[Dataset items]
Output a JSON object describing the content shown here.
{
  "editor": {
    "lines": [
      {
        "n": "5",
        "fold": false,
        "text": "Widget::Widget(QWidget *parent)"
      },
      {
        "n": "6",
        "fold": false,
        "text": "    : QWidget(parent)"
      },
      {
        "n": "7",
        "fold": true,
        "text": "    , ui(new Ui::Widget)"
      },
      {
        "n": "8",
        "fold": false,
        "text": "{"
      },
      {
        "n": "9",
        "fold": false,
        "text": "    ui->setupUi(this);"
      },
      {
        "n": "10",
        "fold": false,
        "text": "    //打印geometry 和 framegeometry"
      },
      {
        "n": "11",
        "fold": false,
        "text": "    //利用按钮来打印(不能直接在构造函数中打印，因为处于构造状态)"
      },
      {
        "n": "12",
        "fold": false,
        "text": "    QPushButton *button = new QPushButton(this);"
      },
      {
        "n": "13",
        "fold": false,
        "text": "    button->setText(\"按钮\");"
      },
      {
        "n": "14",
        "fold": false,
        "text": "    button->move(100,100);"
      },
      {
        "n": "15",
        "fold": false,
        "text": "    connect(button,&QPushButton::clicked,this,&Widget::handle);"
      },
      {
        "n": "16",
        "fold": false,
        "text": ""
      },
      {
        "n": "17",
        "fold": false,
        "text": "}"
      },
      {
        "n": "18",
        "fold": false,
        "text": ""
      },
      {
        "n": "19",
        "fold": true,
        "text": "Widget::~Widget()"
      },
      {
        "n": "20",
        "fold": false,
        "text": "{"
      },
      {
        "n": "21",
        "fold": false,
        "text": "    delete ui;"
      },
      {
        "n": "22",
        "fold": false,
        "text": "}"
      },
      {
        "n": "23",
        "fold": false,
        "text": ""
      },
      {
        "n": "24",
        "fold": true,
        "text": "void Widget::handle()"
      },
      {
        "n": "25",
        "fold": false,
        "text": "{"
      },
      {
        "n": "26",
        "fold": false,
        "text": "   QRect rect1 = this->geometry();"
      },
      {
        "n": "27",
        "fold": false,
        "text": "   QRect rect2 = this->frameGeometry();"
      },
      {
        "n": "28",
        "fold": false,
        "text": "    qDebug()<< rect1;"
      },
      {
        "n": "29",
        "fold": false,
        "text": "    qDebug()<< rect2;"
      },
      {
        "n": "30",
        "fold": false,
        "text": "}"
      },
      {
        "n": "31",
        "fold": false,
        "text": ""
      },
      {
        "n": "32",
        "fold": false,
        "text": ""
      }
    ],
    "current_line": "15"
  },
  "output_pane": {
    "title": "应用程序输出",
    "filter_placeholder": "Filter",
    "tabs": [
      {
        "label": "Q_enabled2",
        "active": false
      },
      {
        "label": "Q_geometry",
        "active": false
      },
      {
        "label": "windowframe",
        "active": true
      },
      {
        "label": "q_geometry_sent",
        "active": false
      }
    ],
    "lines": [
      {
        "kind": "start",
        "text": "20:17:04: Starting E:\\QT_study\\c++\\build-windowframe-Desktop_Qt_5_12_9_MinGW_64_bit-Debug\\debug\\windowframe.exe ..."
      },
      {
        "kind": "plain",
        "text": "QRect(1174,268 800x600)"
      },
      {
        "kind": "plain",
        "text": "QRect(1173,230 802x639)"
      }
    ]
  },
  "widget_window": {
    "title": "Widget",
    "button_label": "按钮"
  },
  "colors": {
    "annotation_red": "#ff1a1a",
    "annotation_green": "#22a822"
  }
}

--- The task ---
Print the whole listing again, exactly.

--- Output for this task ---
Output a JSON object describing the content shown here.
{
  "editor": {
    "lines": [
      {
        "n": "5",
        "fold": false,
        "text": "Widget::Widget(QWidget *parent)"
      },
      {
        "n": "6",
        "fold": false,
        "text": "    : QWidget(parent)"
      },
      {
        "n": "7",
        "fold": true,
        "text": "    , ui(new Ui::Widget)"
      },
      {
        "n": "8",
        "fold": false,
        "text": "{"
      },
      {
        "n": "9",
        "fold": false,
        "text": "    ui->setupUi(this);"
      },
      {
        "n": "10",
        "fold": false,
        "text": "    //打印geometry 和 framegeometry"
      },
      {
        "n": "11",
        "fold": false,
        "text": "    //利用按钮来打印(不能直接在构造函数中打印，因为处于构造状态)"
      },
      {
        "n": "12",
        "fold": false,
        "text": "    QPushButton *button = new QPushButton(this);"
      },
      {
        "n": "13",
        "fold": false,
        "text": "    button->setText(\"按钮\");"
      },
      {
        "n": "14",
        "fold": false,
        "text": "    button->move(100,100);"
      },
      {
        "n": "15",
        "fold": false,
        "text": "    connect(button,&QPushButton::clicked,this,&Widget::handle);"
      },
      {
        "n": "16",
        "fold": false,
        "text": ""
      },
      {
        "n": "17",
        "fold": false,
        "text": "}"
      },
      {
        "n": "18",
        "fold": false,
        "text": ""
      },
      {
        "n": "19",
        "fold": true,
        "text": "Widget::~Widget()"
      },
      {
        "n": "20",
        "fold": false,
        "text": "{"
      },
      {
        "n": "21",
        "fold": false,
        "text": "    delete ui;"
      },
      {
        "n": "22",
        "fold": false,
        "text": "}"
      },
      {
        "n": "23",
        "fold": false,
        "text": ""
      },
      {
        "n": "24",
        "fold": true,
        "text": "void Widget::handle()"
      },
      {
        "n": "25",
        "fold": false,
        "text": "{"
      },
      {
        "n": "26",
        "fold": false,
        "text": "   QRect rect1 = this->geometry();"
      },
      {
        "n": "27",
        "fold": false,
        "text": "   QRect rect2 = this->frameGeometry();"
      },
      {
        "n": "28",
        "fold": false,
        "text": "    qDebug()<< rect1;"
      },
      {
        "n": "29",
        "fold": false,
        "text": "    qDebug()<< rect2;"
      },
      {
        "n": "30",
        "fold": false,
        "text": "}"
      },
      {
        "n": "31",
        "fold": false,
        "text": ""
      },
      {
        "n": "32",
        "fold": false,
        "text": ""
      }
    ],
    "current_line": "15"
  },
  "output_pane": {
    "title": "应用程序输出",
    "filter_placeholder": "Filter",
    "tabs": [
      {
        "label": "Q_enabled2",
        "active": false
      },
      {
        "label": "Q_geometry",
        "active": false
      },
      {
        "label": "windowframe",
        "active": true
      },
      {
        "label": "q_geometry_sent",
        "active": false
      }
    ],
    "lines": [
      {
        "kind": "start",
        "text": "20:17:04: Starting E:\\QT_study\\c++\\build-windowframe-Desktop_Qt_5_12_9_MinGW_64_bit-Debug\\debug\\windowframe.exe ..."
      },
      {
        "kind": "plain",
        "text": "QRect(1174,268 800x600)"
      },
      {
        "kind": "plain",
        "text": "QRect(1173,230 802x639)"
      }
    ]
  },
  "widget_window": {
    "title": "Widget",
    "button_label": "按钮"
  },
  "colors": {
    "annotation_red": "#ff1a1a",
    "annotation_green": "#22a822"
  }
}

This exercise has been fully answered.